- _EXERCISE MATERIAL_:
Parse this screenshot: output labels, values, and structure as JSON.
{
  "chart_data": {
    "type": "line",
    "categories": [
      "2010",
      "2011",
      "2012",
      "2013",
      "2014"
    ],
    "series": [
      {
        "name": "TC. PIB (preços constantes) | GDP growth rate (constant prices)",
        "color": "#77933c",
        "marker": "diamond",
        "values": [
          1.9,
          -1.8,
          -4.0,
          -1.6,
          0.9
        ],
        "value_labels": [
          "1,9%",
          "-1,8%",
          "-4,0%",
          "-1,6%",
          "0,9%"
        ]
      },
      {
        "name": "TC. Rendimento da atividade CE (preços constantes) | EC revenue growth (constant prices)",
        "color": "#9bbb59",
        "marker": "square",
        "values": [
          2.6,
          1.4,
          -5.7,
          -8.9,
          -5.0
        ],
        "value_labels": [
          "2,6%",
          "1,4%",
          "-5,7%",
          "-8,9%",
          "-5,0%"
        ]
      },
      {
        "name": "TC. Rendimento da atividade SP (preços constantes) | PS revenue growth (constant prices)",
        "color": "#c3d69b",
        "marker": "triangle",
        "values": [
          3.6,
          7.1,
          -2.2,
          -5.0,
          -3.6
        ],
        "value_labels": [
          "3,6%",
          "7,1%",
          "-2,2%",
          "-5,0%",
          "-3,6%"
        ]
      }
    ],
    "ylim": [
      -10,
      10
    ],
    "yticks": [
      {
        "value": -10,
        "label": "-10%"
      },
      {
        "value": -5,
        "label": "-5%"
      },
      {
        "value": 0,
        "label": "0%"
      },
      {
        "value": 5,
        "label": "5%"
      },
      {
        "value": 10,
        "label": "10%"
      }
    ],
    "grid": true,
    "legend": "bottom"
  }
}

- _TO BE DONE_: Reproduce each line of the material above precisely.

- _ANSWER FOR THE TASK_:
Parse this screenshot: output labels, values, and structure as JSON.
{
  "chart_data": {
    "type": "line",
    "categories": [
      "2010",
      "2011",
      "2012",
      "2013",
      "2014"
    ],
    "series": [
      {
        "name": "TC. PIB (preços constantes) | GDP growth rate (constant prices)",
        "color": "#77933c",
        "marker": "diamond",
        "values": [
          1.9,
          -1.8,
          -4.0,
          -1.6,
          0.9
        ],
        "value_labels": [
          "1,9%",
          "-1,8%",
          "-4,0%",
          "-1,6%",
          "0,9%"
        ]
      },
      {
        "name": "TC. Rendimento da atividade CE (preços constantes) | EC revenue growth (constant prices)",
        "color": "#9bbb59",
        "marker": "square",
        "values": [
          2.6,
          1.4,
          -5.7,
          -8.9,
          -5.0
        ],
        "value_labels": [
          "2,6%",
          "1,4%",
          "-5,7%",
          "-8,9%",
          "-5,0%"
        ]
      },
      {
        "name": "TC. Rendimento da atividade SP (preços constantes) | PS revenue growth (constant prices)",
        "color": "#c3d69b",
        "marker": "triangle",
        "values": [
          3.6,
          7.1,
          -2.2,
          -5.0,
          -3.6
        ],
        "value_labels": [
          "3,6%",
          "7,1%",
          "-2,2%",
          "-5,0%",
          "-3,6%"
        ]
      }
    ],
    "ylim": [
      -10,
      10
    ],
    "yticks": [
      {
        "value": -10,
        "label": "-10%"
      },
      {
        "value": -5,
        "label": "-5%"
      },
      {
        "value": 0,
        "label": "0%"
      },
      {
        "value": 5,
        "label": "5%"
      },
      {
        "value": 10,
        "label": "10%"
      }
    ],
    "grid": true,
    "legend": "bottom"
  }
}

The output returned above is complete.